正文部分:
------------

README¶

这个notebook演示了如何用openvino中的inference模块来利用生成的ir做inference

目前遇到的限制有

使用bert时无法修改batch_size
输入输出的名字没有意义 (这个可以通过mapping解决)

但根据openvino网页上的说法, 因为cpu是latency oriented device, 所以强行增大batch size获得更大的throughput或降低一般情况下的latency表现, 所以openvino使用了内部将机器的resource分为多个stream的办法来并行执行请求, 增大throughput同时batch size保持为1 [链接]

One way to increase computational efficiency is batching, which combines many (potentially tens) of input images to achieve optimal throughput. However, high batch size also comes with a latency penalty. So, for more real-time oriented usages, lower batch sizes (as low as a single input) are used

下面的例子演示了如何用bert模型和openvino做inference, 这里使用的Python API

from __future__ import print_function
from openvino.inference_engine import IENetwork, IECore

net = IENetwork(model='./models/bert/1/frozen_model.xml',
                weights='./models/bert/1/frozen_model.bin')

ie = IECore()
extension_path = '/opt/intel/openvino_2019.2.242/deployment_tools/inference_engine/lib/intel64/libcpu_extension_avx2.so'
ie.add_extension(extension_path, 'CPU')

def check_model(ie, net):
    supported_layers = ie.query_network(net, 'CPU')
    not_supported_layers = [l for l in net.layers.keys() if l not in supported_layers]
    assert len(not_supported_layers) == 0, 'cannot run because of unsupported layers'
    print("layers are all supported")
check_model(ie, net)

------------

所附列表:
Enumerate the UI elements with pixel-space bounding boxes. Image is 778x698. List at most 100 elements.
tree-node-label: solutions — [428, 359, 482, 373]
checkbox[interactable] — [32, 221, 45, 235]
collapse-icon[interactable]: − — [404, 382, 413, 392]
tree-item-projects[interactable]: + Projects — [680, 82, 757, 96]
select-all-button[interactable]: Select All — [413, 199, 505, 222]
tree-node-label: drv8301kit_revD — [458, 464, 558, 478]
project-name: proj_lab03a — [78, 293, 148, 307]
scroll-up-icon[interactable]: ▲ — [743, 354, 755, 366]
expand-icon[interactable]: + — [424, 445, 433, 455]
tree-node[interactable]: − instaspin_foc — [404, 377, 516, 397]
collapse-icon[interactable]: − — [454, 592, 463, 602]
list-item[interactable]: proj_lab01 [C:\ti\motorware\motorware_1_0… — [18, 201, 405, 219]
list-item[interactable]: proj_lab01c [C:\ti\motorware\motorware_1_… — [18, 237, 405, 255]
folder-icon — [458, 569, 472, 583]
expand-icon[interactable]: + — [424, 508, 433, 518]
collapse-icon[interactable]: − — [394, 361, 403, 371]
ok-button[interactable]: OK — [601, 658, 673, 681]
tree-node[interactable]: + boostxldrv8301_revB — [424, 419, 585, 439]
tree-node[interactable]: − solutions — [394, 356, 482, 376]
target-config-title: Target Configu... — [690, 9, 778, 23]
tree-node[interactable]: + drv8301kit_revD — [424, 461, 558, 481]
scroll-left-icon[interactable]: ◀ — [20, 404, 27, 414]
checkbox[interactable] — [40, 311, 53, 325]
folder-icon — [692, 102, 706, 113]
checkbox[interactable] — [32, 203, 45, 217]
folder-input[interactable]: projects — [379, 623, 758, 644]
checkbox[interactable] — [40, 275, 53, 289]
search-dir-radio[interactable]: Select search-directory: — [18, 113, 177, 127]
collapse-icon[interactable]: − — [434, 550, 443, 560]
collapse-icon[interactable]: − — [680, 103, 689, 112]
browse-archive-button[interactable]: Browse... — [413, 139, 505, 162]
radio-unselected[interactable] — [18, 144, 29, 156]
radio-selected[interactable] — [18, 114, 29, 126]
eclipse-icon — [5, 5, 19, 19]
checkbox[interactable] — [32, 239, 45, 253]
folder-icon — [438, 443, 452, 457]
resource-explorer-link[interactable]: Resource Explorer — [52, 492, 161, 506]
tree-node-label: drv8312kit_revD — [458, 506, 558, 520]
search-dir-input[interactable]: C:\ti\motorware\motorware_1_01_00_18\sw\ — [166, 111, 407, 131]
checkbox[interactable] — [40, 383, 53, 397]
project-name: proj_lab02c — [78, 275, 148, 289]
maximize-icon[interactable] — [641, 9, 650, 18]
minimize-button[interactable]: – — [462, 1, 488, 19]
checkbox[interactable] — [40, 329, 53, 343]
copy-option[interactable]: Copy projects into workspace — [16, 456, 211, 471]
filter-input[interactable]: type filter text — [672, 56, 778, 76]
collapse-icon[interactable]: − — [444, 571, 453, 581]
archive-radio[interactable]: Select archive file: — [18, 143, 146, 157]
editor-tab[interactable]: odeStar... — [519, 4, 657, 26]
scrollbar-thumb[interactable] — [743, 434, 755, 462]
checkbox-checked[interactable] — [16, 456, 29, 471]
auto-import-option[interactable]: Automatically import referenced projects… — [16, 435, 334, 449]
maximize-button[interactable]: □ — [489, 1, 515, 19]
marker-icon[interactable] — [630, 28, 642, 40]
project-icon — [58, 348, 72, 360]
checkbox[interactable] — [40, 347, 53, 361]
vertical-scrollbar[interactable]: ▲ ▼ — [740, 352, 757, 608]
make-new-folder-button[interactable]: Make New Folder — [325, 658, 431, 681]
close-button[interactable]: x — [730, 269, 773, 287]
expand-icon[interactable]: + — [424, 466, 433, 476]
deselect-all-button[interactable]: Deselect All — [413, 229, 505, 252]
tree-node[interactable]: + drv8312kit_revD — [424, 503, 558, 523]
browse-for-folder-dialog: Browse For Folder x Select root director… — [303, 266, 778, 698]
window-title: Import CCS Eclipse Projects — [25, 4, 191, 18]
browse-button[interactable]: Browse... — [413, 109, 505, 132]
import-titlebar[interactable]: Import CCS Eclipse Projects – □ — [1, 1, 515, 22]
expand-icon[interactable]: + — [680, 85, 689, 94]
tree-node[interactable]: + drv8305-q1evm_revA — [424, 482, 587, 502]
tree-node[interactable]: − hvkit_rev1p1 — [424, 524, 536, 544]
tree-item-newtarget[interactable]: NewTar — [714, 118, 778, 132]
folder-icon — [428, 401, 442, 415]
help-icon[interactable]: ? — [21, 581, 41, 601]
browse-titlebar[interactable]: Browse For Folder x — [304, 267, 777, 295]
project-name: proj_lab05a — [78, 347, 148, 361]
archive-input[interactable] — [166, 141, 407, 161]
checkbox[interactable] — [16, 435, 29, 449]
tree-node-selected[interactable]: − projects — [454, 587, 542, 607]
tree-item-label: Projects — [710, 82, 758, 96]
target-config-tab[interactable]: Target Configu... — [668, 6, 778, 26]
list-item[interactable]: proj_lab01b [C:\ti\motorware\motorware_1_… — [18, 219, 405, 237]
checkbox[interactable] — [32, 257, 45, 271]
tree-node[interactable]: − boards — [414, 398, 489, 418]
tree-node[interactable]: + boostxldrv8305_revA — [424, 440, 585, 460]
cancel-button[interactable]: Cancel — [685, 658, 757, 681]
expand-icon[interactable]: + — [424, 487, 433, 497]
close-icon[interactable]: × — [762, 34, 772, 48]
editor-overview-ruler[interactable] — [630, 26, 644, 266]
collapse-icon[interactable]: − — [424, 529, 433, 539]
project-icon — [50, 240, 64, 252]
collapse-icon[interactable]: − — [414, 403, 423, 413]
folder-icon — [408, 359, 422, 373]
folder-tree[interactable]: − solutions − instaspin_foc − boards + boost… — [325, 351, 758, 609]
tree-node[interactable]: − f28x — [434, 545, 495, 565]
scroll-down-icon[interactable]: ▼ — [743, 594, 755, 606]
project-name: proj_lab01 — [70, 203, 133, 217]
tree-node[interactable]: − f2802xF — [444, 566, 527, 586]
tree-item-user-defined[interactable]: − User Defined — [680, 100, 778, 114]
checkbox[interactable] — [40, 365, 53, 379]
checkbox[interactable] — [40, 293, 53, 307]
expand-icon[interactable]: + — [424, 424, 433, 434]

------------

任务要求: 这份README说，使用bert时无法修改什么？ 完成本题用不到上述列表。

练习结果: 无法修改batch_size。